::: Data extract :::

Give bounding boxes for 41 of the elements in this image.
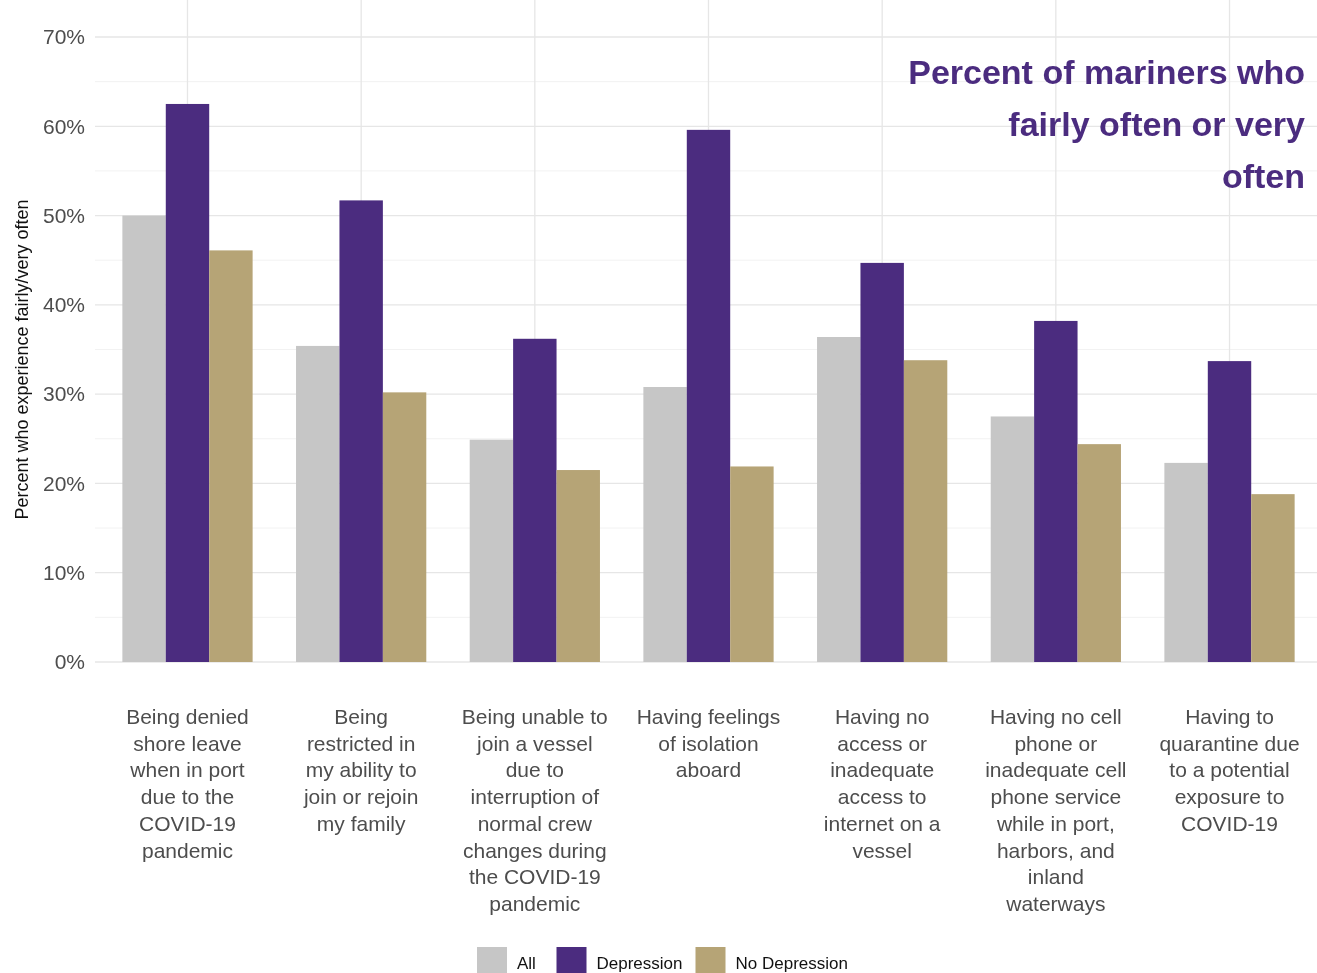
bar xyxy=(122,215,166,662)
x-tick-label: Having to quarantine due to a potential exposure to COVID-19 xyxy=(1159,705,1300,835)
legend-label: All xyxy=(517,953,536,973)
legend-label: No Depression xyxy=(735,953,848,973)
bar xyxy=(686,129,731,662)
bar xyxy=(1164,462,1208,662)
bar xyxy=(1077,444,1121,662)
y-tick-label: 50% xyxy=(42,203,85,227)
text: Percent of mariners who fairly often or very often xyxy=(908,53,1306,195)
bar xyxy=(860,262,904,662)
bar xyxy=(817,337,861,662)
x-tick-label: Having no cell phone or inadequate cell phone service while in port, harbors, and inland waterways xyxy=(985,705,1127,915)
bar xyxy=(382,392,427,662)
bar xyxy=(1207,361,1252,662)
y-tick-label: 30% xyxy=(42,382,85,406)
y-tick-label: 40% xyxy=(42,293,85,317)
x-tick-label: Being denied shore leave when in port due to the COVID-19 pandemic xyxy=(126,705,249,862)
x-tick-label: Having feelings of isolation aboard xyxy=(636,705,781,782)
x-tick-label: Being restricted in my ability to join or rejoin my family xyxy=(302,705,419,835)
y-tick-label: 20% xyxy=(42,471,85,495)
bar xyxy=(643,387,687,662)
bar xyxy=(730,466,774,662)
bar xyxy=(1251,494,1295,662)
x-tick-label: Having no access or inadequate access to internet on a vessel xyxy=(823,705,941,862)
bar xyxy=(165,103,210,662)
legend-label: Depression xyxy=(596,953,683,973)
x-tick-label: Being unable to join a vessel due to interruption of normal crew changes during the COVID-19 pandemic xyxy=(461,705,608,915)
bar xyxy=(469,439,514,662)
bar xyxy=(556,470,600,662)
bar xyxy=(903,360,948,662)
bar xyxy=(513,338,557,662)
bar xyxy=(296,345,340,662)
bar xyxy=(209,250,253,662)
bar xyxy=(339,200,383,662)
y-tick-label: 0% xyxy=(54,650,85,674)
y-tick-label: 10% xyxy=(42,561,85,585)
bar xyxy=(1034,320,1078,662)
bar xyxy=(990,416,1035,662)
y-tick-label: 70% xyxy=(42,25,85,49)
y-axis-title: Percent who experience fairly/very often xyxy=(12,199,32,520)
y-tick-label: 60% xyxy=(42,114,85,138)
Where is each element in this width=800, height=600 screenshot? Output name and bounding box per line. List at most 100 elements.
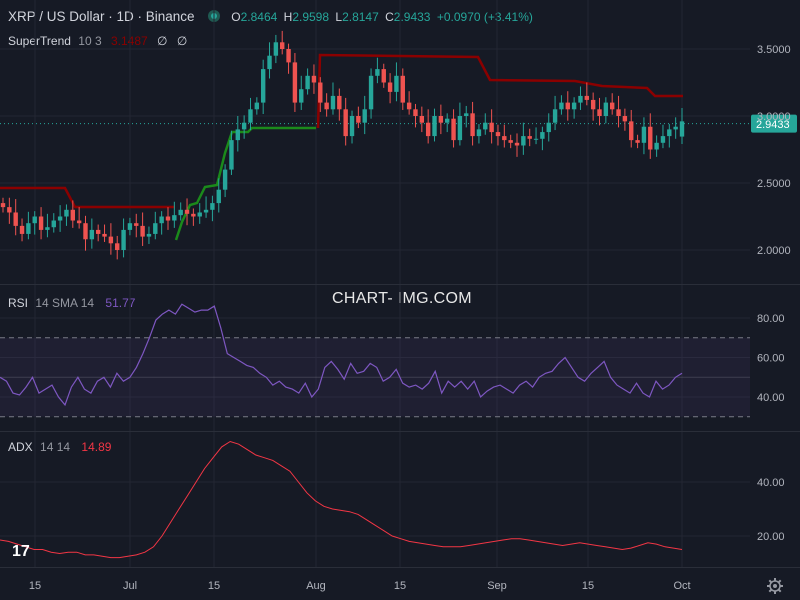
candle-body [660,136,666,143]
close-value: 2.9433 [393,10,431,24]
candle [146,226,152,244]
candle-body [413,109,418,116]
candle [533,127,539,145]
candle [552,95,558,131]
candle [45,213,50,238]
candle-body [387,82,393,92]
change-value: +0.0970 (+3.41%) [436,10,533,24]
price-axis-label: 3.0000 [757,111,791,123]
tradingview-logo-icon[interactable]: 17 [12,543,30,560]
candle-body [89,229,95,240]
candle [489,109,494,144]
candle-body [470,113,475,137]
candle-body [533,138,539,140]
candle-body [146,233,152,237]
candle-body [635,140,640,143]
open-label: O [231,10,241,24]
candle [184,198,190,226]
candle [502,124,507,148]
candle [32,211,37,235]
rsi-name: RSI [8,296,29,310]
candle-body [552,109,558,123]
candle [57,205,63,232]
candle [280,30,285,55]
supertrend-value: 3.1487 [110,34,148,48]
supertrend-legend: SuperTrend 10 3 3.1487 ∅ ∅ [8,34,187,48]
candle-body [7,207,12,213]
candle [19,218,25,242]
candle [654,135,659,157]
time-axis-label: Sep [487,580,507,592]
candle-body [508,140,513,143]
candle-body [559,102,564,110]
candle [229,130,234,175]
candle-body [337,95,342,110]
chart-header: XRP / US Dollar · 1D · Binance O2.8464 H… [8,9,536,24]
candle-body [571,102,577,110]
rsi-line [0,303,683,407]
candle [318,77,323,112]
candle [64,204,69,226]
candle-body [641,126,647,143]
candle [292,53,298,112]
last-price-label: 2.9433 [751,114,797,133]
candle-body [286,49,291,63]
candle-body [489,122,494,133]
candle [616,95,621,128]
candle [635,134,640,149]
candle-body [483,122,488,130]
candle-body [425,122,431,137]
candle-body [546,122,551,133]
candle-body [210,203,215,210]
candle-body [153,223,158,234]
candle [254,97,260,115]
candle [438,104,444,135]
last-price-text: 2.9433 [756,119,790,131]
adx-value: 14.89 [81,440,112,454]
candle-body [95,229,101,234]
candle-body [0,203,6,208]
candle [140,212,145,246]
rsi-params: 14 SMA 14 [35,296,95,310]
candle-body [235,129,240,141]
candle [590,92,596,121]
candle-body [406,102,412,110]
candle-body [609,102,615,110]
time-axis-label: 15 [29,580,41,592]
candle [381,63,386,88]
candle [375,57,380,84]
candle-body [70,209,76,221]
candle [172,201,177,228]
last-price-badge [751,114,797,133]
candle-body [57,216,63,221]
candle [622,108,628,131]
candle-body [603,102,609,116]
candle [679,107,685,144]
candle [165,207,171,230]
candle-body [679,121,685,137]
candle-body [134,223,139,226]
time-axis-label: Jul [123,580,137,592]
candle [387,73,393,104]
settings-gear-icon[interactable] [767,578,783,594]
candle [38,207,44,240]
supertrend-sym2: ∅ [176,34,188,48]
candle [457,102,463,146]
candle [584,82,590,106]
candle [406,91,412,115]
high-label: H [283,10,293,24]
ohlc-values: O2.8464 H2.9598 L2.8147 C2.9433 +0.0970 … [231,10,536,24]
adx-legend: ADX 14 14 14.89 [8,440,111,454]
adx-params: 14 14 [40,440,71,454]
candle [260,59,266,114]
candle-body [324,102,329,110]
candle [483,113,488,135]
candle-body [616,109,621,116]
time-axis-label: Oct [673,580,690,592]
candle-body [76,220,82,224]
candle [349,110,355,144]
candle [95,224,101,242]
time-axis-label: Aug [306,580,326,592]
candle [521,122,526,155]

:::

◆ Task details: Reproduce all of the material above word for word, leaving out the pictures.

◆ Task solution:
Give bounding boxes for 41 of the elements in this image.
bar xyxy=(122,215,166,662)
x-tick-label: Having to quarantine due to a potential exposure to COVID-19 xyxy=(1159,705,1300,835)
legend-label: All xyxy=(517,953,536,973)
legend-label: No Depression xyxy=(735,953,848,973)
bar xyxy=(686,129,731,662)
bar xyxy=(1164,462,1208,662)
bar xyxy=(1077,444,1121,662)
y-tick-label: 50% xyxy=(42,203,85,227)
text: Percent of mariners who fairly often or very often xyxy=(908,53,1306,195)
bar xyxy=(860,262,904,662)
bar xyxy=(817,337,861,662)
x-tick-label: Having no cell phone or inadequate cell phone service while in port, harbors, and inland waterways xyxy=(985,705,1127,915)
bar xyxy=(382,392,427,662)
bar xyxy=(1207,361,1252,662)
y-tick-label: 30% xyxy=(42,382,85,406)
y-tick-label: 40% xyxy=(42,293,85,317)
x-tick-label: Being denied shore leave when in port due to the COVID-19 pandemic xyxy=(126,705,249,862)
x-tick-label: Having feelings of isolation aboard xyxy=(636,705,781,782)
x-tick-label: Being restricted in my ability to join or rejoin my family xyxy=(302,705,419,835)
y-tick-label: 20% xyxy=(42,471,85,495)
bar xyxy=(643,387,687,662)
bar xyxy=(730,466,774,662)
bar xyxy=(1251,494,1295,662)
x-tick-label: Having no access or inadequate access to internet on a vessel xyxy=(823,705,941,862)
bar xyxy=(165,103,210,662)
legend-label: Depression xyxy=(596,953,683,973)
x-tick-label: Being unable to join a vessel due to interruption of normal crew changes during the COVID-19 pandemic xyxy=(461,705,608,915)
bar xyxy=(469,439,514,662)
bar xyxy=(556,470,600,662)
bar xyxy=(903,360,948,662)
bar xyxy=(513,338,557,662)
bar xyxy=(296,345,340,662)
bar xyxy=(209,250,253,662)
bar xyxy=(339,200,383,662)
y-tick-label: 0% xyxy=(54,650,85,674)
y-tick-label: 10% xyxy=(42,561,85,585)
bar xyxy=(1034,320,1078,662)
bar xyxy=(990,416,1035,662)
y-tick-label: 70% xyxy=(42,25,85,49)
y-axis-title: Percent who experience fairly/very often xyxy=(12,199,32,520)
y-tick-label: 60% xyxy=(42,114,85,138)
Where is each element in this width=800, height=600 screenshot? Output name and bounding box per line. List at most 100 elements.
candle-body [660,136,666,143]
close-value: 2.9433 [393,10,431,24]
candle [146,226,152,244]
candle-body [413,109,418,116]
candle [533,127,539,145]
candle [552,95,558,131]
candle [45,213,50,238]
candle-body [387,82,393,92]
change-value: +0.0970 (+3.41%) [436,10,533,24]
price-axis-label: 3.0000 [757,111,791,123]
tradingview-logo-icon[interactable]: 17 [12,543,30,560]
candle-body [89,229,95,240]
candle [489,109,494,144]
candle-body [470,113,475,137]
candle-body [533,138,539,140]
candle-body [146,233,152,237]
candle-body [635,140,640,143]
open-label: O [231,10,241,24]
candle [184,198,190,226]
candle [502,124,507,148]
candle [32,211,37,235]
rsi-name: RSI [8,296,29,310]
candle-body [552,109,558,123]
candle [57,205,63,232]
candle [280,30,285,55]
supertrend-value: 3.1487 [110,34,148,48]
supertrend-legend: SuperTrend 10 3 3.1487 ∅ ∅ [8,34,187,48]
candle-body [7,207,12,213]
candle [19,218,25,242]
candle [654,135,659,157]
time-axis-label: Sep [487,580,507,592]
candle-body [508,140,513,143]
candle-body [559,102,564,110]
candle [229,130,234,175]
candle-body [337,95,342,110]
chart-header: XRP / US Dollar · 1D · Binance O2.8464 H… [8,9,536,24]
candle-body [571,102,577,110]
rsi-line [0,303,683,407]
candle [318,77,323,112]
candle [64,204,69,226]
candle-body [641,126,647,143]
candle [292,53,298,112]
last-price-label: 2.9433 [751,114,797,133]
candle-body [286,49,291,63]
candle-body [489,122,494,133]
candle [616,95,621,128]
candle [635,134,640,149]
candle-body [483,122,488,130]
candle-body [425,122,431,137]
candle-body [546,122,551,133]
candle-body [210,203,215,210]
candle-body [153,223,158,234]
candle [254,97,260,115]
candle [438,104,444,135]
last-price-text: 2.9433 [756,119,790,131]
adx-value: 14.89 [81,440,112,454]
candle-body [95,229,101,234]
candle-body [0,203,6,208]
candle [140,212,145,246]
rsi-params: 14 SMA 14 [35,296,95,310]
candle-body [235,129,240,141]
candle [590,92,596,121]
candle-body [406,102,412,110]
candle-body [609,102,615,110]
time-axis-label: 15 [29,580,41,592]
candle [381,63,386,88]
candle [375,57,380,84]
candle-body [70,209,76,221]
candle [172,201,177,228]
last-price-badge [751,114,797,133]
candle-body [57,216,63,221]
candle [622,108,628,131]
candle-body [603,102,609,116]
candle [679,107,685,144]
candle [165,207,171,230]
candle-body [679,121,685,137]
candle-body [134,223,139,226]
time-axis-label: Jul [123,580,137,592]
candle [387,73,393,104]
settings-gear-icon[interactable] [767,578,783,594]
candle [38,207,44,240]
supertrend-sym2: ∅ [176,34,188,48]
candle [457,102,463,146]
candle [584,82,590,106]
candle [406,91,412,115]
high-label: H [283,10,293,24]
ohlc-values: O2.8464 H2.9598 L2.8147 C2.9433 +0.0970 … [231,10,536,24]
adx-legend: ADX 14 14 14.89 [8,440,111,454]
adx-params: 14 14 [40,440,71,454]
candle [260,59,266,114]
candle-body [324,102,329,110]
candle [483,113,488,135]
candle-body [616,109,621,116]
time-axis-label: Oct [673,580,690,592]
candle-body [76,220,82,224]
candle [349,110,355,144]
candle [95,224,101,242]
time-axis-label: Aug [306,580,326,592]
candle [521,122,526,155]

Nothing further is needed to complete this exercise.